* WORK INSTRUCTIONS: From the entries below, list each line with "foglalt".
# INPUT start
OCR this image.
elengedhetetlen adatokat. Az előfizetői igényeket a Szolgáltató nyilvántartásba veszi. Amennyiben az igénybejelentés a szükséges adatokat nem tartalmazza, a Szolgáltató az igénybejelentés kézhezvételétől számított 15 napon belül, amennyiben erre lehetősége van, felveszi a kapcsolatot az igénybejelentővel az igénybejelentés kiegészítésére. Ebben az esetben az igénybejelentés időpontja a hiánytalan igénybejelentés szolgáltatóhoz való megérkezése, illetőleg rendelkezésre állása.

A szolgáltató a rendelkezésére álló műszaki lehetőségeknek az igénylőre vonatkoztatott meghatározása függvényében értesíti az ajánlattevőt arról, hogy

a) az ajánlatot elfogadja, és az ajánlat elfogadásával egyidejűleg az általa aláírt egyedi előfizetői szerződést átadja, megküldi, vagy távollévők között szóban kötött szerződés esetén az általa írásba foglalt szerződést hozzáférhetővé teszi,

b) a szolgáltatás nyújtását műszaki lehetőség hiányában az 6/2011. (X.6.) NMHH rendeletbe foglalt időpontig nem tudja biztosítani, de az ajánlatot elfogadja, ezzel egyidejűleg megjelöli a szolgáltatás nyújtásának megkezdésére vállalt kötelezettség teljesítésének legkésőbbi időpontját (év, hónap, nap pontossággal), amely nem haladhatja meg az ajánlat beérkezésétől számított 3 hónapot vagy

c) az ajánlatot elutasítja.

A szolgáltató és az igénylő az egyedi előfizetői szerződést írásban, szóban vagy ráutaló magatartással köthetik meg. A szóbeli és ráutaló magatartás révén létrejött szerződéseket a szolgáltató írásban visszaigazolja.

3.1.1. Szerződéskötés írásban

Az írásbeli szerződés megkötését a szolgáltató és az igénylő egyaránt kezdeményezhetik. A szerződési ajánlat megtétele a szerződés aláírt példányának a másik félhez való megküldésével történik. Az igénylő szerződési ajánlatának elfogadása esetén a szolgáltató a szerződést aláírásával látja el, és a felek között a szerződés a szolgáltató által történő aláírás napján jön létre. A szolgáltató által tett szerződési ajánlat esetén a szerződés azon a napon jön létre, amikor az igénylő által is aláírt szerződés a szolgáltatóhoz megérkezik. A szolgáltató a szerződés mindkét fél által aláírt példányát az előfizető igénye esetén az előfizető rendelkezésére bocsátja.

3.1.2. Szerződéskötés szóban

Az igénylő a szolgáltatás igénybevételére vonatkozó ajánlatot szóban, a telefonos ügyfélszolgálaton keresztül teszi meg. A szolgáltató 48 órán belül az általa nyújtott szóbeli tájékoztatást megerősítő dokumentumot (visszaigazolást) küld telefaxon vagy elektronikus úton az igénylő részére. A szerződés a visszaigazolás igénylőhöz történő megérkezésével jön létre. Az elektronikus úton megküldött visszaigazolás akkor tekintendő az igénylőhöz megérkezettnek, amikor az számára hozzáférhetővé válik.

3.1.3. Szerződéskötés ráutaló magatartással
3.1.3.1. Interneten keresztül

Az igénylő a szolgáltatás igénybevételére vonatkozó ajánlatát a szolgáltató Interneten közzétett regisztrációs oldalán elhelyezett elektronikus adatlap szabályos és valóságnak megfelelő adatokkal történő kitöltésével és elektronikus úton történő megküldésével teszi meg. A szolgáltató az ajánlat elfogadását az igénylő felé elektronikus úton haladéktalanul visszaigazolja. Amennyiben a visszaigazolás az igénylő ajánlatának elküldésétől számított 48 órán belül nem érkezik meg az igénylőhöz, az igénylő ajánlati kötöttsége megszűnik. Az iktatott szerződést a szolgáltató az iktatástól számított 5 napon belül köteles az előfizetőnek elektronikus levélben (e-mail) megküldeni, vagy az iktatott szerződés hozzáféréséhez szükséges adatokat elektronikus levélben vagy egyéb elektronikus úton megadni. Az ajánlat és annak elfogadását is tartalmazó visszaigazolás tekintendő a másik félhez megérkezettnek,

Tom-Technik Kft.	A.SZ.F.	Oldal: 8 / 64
# INPUT end
* WRITTEN ANSWER:
a) az ajánlatot elfogadja, és az ajánlat elfogadásával egyidejűleg az általa aláírt egyedi előfizetői szerződést átadja, megküldi, vagy távollévők között szóban kötött szerződés esetén az általa írásba foglalt szerződést hozzáférhetővé teszi,
b) a szolgáltatás nyújtását műszaki lehetőség hiányában az 6/2011. (X.6.) NMHH rendeletbe foglalt időpontig nem tudja biztosítani, de az ajánlatot elfogadja, ezzel egyidejűleg megjelöli a szolgáltatás nyújtásának megkezdésére vállalt kötelezettség teljesítésének legkésőbbi időpontját (év, hónap, nap pontossággal), amely nem haladhatja meg az ajánlat beérkezésétől számított 3 hónapot vagy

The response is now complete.